### Task instructions
Quote precisely the final stretch of the listing: start at the line containing "Read this page and output its text content." and stop after the last line.

### Data
⁂
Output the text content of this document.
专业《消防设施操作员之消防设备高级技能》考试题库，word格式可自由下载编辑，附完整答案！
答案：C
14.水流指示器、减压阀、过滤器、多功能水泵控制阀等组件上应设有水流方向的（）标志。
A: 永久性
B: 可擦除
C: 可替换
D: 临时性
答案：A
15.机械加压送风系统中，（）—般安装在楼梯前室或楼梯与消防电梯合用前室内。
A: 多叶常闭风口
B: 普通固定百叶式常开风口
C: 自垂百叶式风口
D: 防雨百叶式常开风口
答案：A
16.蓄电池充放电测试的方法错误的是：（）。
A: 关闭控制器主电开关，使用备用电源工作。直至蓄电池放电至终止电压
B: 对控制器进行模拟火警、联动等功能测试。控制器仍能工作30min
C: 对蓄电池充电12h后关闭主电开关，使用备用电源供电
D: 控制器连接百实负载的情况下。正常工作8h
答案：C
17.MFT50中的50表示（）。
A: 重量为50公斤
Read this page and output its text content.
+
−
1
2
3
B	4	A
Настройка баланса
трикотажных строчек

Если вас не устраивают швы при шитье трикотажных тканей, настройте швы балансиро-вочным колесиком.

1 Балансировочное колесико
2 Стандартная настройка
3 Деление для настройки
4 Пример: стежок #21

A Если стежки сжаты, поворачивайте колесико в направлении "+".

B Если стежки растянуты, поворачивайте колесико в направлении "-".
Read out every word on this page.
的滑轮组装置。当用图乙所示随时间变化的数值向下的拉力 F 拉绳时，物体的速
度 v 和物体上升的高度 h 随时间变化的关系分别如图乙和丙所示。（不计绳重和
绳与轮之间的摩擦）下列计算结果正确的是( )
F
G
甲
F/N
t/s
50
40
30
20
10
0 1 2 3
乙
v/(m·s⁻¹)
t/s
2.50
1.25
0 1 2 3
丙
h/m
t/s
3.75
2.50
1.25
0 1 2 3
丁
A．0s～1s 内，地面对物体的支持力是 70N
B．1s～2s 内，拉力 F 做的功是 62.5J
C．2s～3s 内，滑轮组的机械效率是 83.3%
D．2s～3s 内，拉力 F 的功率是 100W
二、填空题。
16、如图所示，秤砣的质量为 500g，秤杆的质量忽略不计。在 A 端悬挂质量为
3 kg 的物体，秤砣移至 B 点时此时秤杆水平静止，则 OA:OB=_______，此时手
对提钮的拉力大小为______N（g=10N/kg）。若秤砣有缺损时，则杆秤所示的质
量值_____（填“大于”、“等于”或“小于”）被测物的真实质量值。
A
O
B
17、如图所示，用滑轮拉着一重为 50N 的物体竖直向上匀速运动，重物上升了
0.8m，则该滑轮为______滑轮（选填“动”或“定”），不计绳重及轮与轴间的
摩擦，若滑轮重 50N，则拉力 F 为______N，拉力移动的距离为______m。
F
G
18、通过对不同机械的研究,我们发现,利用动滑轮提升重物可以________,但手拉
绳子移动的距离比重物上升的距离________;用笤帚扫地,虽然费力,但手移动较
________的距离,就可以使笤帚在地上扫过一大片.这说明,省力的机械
⁂
### Full response
Read this page and output its text content.
+
−
1
2
3
B	4	A
Настройка баланса
трикотажных строчек

Если вас не устраивают швы при шитье трикотажных тканей, настройте швы балансиро-вочным колесиком.

1 Балансировочное колесико
2 Стандартная настройка
3 Деление для настройки
4 Пример: стежок #21

A Если стежки сжаты, поворачивайте колесико в направлении "+".

B Если стежки растянуты, поворачивайте колесико в направлении "-".
Read out every word on this page.
的滑轮组装置。当用图乙所示随时间变化的数值向下的拉力 F 拉绳时，物体的速
度 v 和物体上升的高度 h 随时间变化的关系分别如图乙和丙所示。（不计绳重和
绳与轮之间的摩擦）下列计算结果正确的是( )
F
G
甲
F/N
t/s
50
40
30
20
10
0 1 2 3
乙
v/(m·s⁻¹)
t/s
2.50
1.25
0 1 2 3
丙
h/m
t/s
3.75
2.50
1.25
0 1 2 3
丁
A．0s～1s 内，地面对物体的支持力是 70N
B．1s～2s 内，拉力 F 做的功是 62.5J
C．2s～3s 内，滑轮组的机械效率是 83.3%
D．2s～3s 内，拉力 F 的功率是 100W
二、填空题。
16、如图所示，秤砣的质量为 500g，秤杆的质量忽略不计。在 A 端悬挂质量为
3 kg 的物体，秤砣移至 B 点时此时秤杆水平静止，则 OA:OB=_______，此时手
对提钮的拉力大小为______N（g=10N/kg）。若秤砣有缺损时，则杆秤所示的质
量值_____（填“大于”、“等于”或“小于”）被测物的真实质量值。
A
O
B
17、如图所示，用滑轮拉着一重为 50N 的物体竖直向上匀速运动，重物上升了
0.8m，则该滑轮为______滑轮（选填“动”或“定”），不计绳重及轮与轴间的
摩擦，若滑轮重 50N，则拉力 F 为______N，拉力移动的距离为______m。
F
G
18、通过对不同机械的研究,我们发现,利用动滑轮提升重物可以________,但手拉
绳子移动的距离比重物上升的距离________;用笤帚扫地,虽然费力,但手移动较
________的距离,就可以使笤帚在地上扫过一大片.这说明,省力的机械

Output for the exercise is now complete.